▶ [指示]
以下に掲げる、強く見える人の方が精神的に弱いことを述べた文章を、初めから終わりまで一字一句たがえずに書き写すこと。

逆境から立ち上がった臨床心理士

―ADHD・ASD・ギフテッド・養護施設出身の被虐待児―

強く見える人の方が弱い


男性の方が肉体的に強いだけでなく精神的にも強いというイメージを持たれがちです。

 

lilcafeでも、ずいぶんと多くの男性のクライエントさんとお会いしてきました。
それで感じるようになったのは「強く見える男性の方が精神的に弱い部分がある」ということです。

 

強い、弱いの話になると、弱いのは根性がない、努力不足・・・とすぐに結びつけて「弱い」と絶対に思われたくない!と思う方が多いのではないでしょうか。


でも私がお会いする精神的に弱い部分がある人は、むしろ根性で耐えてぬいてきた、努力を惜しまずに乗り越えてきた、頑張り屋さんで尊敬できる方の方が多いんです。

 


私自身もそういうタイプでした。


心が回復して、本当の意味で精神的に強くなることが出来てから分かったことがあります。

▶ [データ行]

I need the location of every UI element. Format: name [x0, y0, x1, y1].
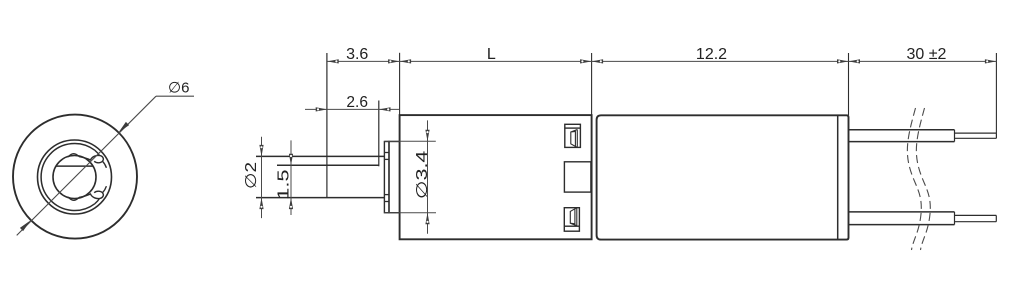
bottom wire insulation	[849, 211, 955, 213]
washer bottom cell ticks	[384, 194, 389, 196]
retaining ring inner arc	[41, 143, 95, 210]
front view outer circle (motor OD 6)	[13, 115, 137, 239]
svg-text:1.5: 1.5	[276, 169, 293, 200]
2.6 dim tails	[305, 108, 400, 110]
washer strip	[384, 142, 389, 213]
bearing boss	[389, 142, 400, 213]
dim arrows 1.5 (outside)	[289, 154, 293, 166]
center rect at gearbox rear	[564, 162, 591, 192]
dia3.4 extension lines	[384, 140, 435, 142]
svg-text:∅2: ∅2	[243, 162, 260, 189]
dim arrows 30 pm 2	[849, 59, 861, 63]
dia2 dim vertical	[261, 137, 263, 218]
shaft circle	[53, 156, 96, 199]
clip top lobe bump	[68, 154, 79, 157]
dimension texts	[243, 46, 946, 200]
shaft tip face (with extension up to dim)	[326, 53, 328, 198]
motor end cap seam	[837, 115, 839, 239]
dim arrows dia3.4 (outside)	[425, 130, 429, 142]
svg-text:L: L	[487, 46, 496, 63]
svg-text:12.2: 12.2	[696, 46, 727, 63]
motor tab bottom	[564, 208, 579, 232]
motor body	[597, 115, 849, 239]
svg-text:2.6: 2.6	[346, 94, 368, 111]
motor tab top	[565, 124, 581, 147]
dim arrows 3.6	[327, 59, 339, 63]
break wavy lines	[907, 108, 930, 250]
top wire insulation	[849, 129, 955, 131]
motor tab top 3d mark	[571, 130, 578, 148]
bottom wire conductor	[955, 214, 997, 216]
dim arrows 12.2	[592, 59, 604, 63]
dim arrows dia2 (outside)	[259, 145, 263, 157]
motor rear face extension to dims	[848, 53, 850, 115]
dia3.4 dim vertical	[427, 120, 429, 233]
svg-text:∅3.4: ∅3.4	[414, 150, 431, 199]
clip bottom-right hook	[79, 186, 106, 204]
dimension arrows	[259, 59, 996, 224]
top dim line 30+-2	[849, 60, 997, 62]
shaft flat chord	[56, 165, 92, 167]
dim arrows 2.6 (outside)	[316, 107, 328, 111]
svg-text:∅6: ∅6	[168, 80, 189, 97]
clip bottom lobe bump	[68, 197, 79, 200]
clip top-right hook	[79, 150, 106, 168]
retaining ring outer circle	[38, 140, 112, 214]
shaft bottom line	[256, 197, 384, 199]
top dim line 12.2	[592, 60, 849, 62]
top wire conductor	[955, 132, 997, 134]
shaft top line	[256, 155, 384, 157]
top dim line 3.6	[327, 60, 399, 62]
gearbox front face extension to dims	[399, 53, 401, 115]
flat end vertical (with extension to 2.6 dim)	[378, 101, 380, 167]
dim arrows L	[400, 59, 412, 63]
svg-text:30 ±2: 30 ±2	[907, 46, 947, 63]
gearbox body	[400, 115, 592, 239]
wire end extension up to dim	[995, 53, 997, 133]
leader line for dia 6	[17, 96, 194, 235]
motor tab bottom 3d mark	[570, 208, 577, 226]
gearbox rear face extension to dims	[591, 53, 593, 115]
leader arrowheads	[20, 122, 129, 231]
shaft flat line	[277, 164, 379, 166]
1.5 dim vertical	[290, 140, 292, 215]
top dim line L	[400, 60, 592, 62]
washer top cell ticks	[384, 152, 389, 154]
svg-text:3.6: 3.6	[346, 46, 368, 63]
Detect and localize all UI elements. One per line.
...
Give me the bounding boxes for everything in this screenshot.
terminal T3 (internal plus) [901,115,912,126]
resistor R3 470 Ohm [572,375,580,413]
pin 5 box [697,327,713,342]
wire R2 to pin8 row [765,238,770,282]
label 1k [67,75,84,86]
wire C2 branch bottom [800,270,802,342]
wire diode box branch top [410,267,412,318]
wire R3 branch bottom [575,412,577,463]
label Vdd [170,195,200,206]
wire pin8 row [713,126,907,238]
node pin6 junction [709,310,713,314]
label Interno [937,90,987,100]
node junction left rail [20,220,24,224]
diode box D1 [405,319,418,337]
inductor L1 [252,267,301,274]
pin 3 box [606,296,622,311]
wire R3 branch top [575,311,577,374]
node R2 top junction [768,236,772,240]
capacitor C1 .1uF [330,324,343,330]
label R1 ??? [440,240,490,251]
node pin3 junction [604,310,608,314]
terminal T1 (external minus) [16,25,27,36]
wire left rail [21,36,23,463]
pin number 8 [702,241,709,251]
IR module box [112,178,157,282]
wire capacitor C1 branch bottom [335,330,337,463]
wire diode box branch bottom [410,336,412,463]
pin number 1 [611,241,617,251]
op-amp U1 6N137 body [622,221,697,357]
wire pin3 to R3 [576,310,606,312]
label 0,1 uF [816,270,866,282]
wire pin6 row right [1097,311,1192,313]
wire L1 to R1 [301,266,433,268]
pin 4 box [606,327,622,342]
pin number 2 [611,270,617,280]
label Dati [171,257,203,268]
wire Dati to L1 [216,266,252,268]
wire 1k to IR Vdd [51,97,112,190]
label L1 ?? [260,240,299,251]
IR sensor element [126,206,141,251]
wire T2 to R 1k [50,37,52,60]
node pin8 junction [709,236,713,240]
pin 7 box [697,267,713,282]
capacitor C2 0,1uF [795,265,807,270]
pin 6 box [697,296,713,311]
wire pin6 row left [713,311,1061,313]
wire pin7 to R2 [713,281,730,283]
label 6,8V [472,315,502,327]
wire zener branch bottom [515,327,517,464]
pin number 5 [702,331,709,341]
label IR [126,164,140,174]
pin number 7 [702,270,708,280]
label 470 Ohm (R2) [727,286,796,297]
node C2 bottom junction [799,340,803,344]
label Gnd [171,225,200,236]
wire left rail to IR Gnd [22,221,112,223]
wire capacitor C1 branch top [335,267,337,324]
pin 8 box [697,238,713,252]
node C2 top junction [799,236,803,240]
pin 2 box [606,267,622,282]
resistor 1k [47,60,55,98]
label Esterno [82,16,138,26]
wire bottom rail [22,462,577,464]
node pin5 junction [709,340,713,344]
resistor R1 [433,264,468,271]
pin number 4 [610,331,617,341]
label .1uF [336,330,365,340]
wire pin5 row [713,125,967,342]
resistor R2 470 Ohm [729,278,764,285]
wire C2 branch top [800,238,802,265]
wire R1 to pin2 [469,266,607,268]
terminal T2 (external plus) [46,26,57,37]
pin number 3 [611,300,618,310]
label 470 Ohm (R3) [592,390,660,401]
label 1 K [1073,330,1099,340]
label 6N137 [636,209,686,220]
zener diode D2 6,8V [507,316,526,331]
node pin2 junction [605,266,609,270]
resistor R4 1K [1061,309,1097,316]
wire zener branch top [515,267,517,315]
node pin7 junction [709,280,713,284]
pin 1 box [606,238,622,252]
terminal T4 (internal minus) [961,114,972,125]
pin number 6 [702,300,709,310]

▶ [解答全文]
逆境から立ち上がった臨床心理士

―ADHD・ASD・ギフテッド・養護施設出身の被虐待児―

強く見える人の方が弱い


男性の方が肉体的に強いだけでなく精神的にも強いというイメージを持たれがちです。

 

lilcafeでも、ずいぶんと多くの男性のクライエントさんとお会いしてきました。
それで感じるようになったのは「強く見える男性の方が精神的に弱い部分がある」ということです。

 

強い、弱いの話になると、弱いのは根性がない、努力不足・・・とすぐに結びつけて「弱い」と絶対に思われたくない!と思う方が多いのではないでしょうか。


でも私がお会いする精神的に弱い部分がある人は、むしろ根性で耐えてぬいてきた、努力を惜しまずに乗り越えてきた、頑張り屋さんで尊敬できる方の方が多いんです。

 


私自身もそういうタイプでした。


心が回復して、本当の意味で精神的に強くなることが出来てから分かったことがあります。